- **SHORT TASK**:
Find every line with the word "действий". Copy those lines.

**** SOURCE MATERIAL

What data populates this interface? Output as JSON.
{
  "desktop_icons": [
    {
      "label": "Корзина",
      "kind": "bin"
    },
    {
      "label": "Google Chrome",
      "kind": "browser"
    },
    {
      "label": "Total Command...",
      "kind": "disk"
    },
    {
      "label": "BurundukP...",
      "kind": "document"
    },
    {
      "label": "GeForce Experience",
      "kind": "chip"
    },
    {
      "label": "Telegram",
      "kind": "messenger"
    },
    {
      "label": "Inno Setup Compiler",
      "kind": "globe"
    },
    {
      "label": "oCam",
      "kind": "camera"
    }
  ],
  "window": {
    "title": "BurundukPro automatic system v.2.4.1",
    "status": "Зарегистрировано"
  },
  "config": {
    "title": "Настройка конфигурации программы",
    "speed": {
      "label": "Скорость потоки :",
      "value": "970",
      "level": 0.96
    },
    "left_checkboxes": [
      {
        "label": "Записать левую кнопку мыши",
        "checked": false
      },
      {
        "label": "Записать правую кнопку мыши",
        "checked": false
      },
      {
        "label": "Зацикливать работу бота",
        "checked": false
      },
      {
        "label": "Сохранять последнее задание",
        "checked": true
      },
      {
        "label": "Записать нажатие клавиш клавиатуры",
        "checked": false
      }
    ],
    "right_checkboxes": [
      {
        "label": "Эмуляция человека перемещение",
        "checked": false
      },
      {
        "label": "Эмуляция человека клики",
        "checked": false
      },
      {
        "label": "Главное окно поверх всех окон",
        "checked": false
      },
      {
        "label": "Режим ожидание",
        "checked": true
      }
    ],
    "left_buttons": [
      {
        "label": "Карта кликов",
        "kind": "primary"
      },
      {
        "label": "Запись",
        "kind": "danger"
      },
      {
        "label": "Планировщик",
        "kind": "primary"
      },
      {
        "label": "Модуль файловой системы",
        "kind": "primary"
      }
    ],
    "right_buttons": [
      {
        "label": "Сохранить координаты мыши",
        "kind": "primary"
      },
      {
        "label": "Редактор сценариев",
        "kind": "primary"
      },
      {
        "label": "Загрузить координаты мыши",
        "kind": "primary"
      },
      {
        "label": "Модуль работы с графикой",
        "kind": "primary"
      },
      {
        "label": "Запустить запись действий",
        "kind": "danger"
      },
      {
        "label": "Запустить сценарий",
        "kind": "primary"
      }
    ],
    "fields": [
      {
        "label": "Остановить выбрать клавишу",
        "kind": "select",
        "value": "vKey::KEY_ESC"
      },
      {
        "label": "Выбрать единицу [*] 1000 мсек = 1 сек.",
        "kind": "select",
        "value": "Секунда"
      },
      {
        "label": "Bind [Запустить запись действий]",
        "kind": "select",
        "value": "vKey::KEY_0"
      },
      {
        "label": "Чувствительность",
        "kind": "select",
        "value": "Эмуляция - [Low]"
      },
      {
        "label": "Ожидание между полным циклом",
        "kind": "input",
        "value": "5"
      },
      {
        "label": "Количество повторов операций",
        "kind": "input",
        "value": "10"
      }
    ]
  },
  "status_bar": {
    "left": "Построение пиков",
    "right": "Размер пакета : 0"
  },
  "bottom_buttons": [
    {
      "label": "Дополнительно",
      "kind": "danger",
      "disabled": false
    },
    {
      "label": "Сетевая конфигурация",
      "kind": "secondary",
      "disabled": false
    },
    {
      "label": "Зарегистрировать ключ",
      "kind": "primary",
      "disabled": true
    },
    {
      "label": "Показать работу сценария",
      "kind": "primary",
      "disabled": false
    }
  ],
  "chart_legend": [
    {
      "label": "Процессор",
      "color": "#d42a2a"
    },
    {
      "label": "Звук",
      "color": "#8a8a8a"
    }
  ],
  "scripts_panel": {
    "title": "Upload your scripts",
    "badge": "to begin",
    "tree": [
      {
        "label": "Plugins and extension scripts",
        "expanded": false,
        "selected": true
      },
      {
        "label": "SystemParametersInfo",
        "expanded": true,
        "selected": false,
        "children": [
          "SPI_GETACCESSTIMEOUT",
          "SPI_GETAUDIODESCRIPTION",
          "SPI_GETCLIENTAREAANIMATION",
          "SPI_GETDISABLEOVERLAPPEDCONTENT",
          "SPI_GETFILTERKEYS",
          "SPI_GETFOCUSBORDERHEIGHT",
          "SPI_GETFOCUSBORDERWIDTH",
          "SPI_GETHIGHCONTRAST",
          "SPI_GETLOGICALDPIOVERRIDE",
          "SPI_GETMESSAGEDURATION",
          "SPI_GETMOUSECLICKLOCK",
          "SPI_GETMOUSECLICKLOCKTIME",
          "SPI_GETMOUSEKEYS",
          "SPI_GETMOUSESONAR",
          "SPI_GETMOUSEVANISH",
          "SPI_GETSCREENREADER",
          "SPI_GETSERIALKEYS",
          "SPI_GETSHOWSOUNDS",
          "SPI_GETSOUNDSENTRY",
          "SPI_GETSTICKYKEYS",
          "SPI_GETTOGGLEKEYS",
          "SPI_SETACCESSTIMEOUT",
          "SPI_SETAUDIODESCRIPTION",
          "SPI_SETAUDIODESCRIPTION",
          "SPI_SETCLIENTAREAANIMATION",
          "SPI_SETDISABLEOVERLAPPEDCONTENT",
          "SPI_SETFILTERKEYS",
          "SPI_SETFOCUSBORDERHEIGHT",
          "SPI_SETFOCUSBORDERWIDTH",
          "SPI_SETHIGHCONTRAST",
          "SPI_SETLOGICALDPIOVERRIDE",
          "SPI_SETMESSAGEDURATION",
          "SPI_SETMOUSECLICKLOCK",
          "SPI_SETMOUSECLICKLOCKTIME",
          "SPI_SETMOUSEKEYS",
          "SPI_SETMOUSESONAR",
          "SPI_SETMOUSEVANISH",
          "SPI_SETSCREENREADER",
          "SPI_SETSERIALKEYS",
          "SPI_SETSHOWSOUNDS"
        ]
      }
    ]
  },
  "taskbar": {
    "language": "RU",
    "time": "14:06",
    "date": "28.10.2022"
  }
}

********

- **SOLVED EXERCISE**:
        "label": "Запустить запись действий",
        "label": "Bind [Запустить запись действий]",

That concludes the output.